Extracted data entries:
::::

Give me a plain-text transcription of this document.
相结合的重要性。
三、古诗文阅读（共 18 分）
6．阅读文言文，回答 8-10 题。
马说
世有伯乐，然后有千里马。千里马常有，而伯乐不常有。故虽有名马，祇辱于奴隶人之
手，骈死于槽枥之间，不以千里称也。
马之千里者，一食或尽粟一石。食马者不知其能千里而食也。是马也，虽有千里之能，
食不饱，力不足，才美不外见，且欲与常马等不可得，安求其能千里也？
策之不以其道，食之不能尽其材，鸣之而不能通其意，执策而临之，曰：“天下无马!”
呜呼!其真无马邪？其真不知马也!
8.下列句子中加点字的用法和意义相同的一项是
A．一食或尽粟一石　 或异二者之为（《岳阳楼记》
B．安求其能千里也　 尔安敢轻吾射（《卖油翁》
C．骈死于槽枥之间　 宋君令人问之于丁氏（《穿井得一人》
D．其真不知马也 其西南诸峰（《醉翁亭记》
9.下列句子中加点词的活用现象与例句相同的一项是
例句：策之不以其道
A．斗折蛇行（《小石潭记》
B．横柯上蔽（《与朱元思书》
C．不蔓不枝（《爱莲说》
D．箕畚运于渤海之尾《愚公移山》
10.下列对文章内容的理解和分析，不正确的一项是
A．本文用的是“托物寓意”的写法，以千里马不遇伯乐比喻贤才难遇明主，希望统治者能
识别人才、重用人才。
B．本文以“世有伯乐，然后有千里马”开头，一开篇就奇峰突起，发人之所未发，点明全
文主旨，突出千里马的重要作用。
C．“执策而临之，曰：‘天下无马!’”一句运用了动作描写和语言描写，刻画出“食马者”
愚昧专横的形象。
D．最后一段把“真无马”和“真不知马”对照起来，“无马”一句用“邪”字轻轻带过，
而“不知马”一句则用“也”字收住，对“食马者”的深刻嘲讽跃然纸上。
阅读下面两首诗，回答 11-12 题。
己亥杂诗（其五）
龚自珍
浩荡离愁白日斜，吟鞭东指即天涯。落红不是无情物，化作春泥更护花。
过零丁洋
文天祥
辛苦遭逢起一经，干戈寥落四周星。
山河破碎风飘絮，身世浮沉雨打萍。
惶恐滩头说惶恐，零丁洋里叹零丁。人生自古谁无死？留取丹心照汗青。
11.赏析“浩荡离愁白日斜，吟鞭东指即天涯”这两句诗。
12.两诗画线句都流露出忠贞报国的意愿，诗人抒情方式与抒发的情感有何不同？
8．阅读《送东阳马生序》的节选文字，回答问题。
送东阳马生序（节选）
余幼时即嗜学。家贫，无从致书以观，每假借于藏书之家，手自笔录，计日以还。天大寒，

::::

== EXERCISE DIRECTIONS ==
Only the number is wanted: how many lines in the preceding entries hold the string "世有伯乐"?

== ANSWER TO THIS PROBLEM ==
2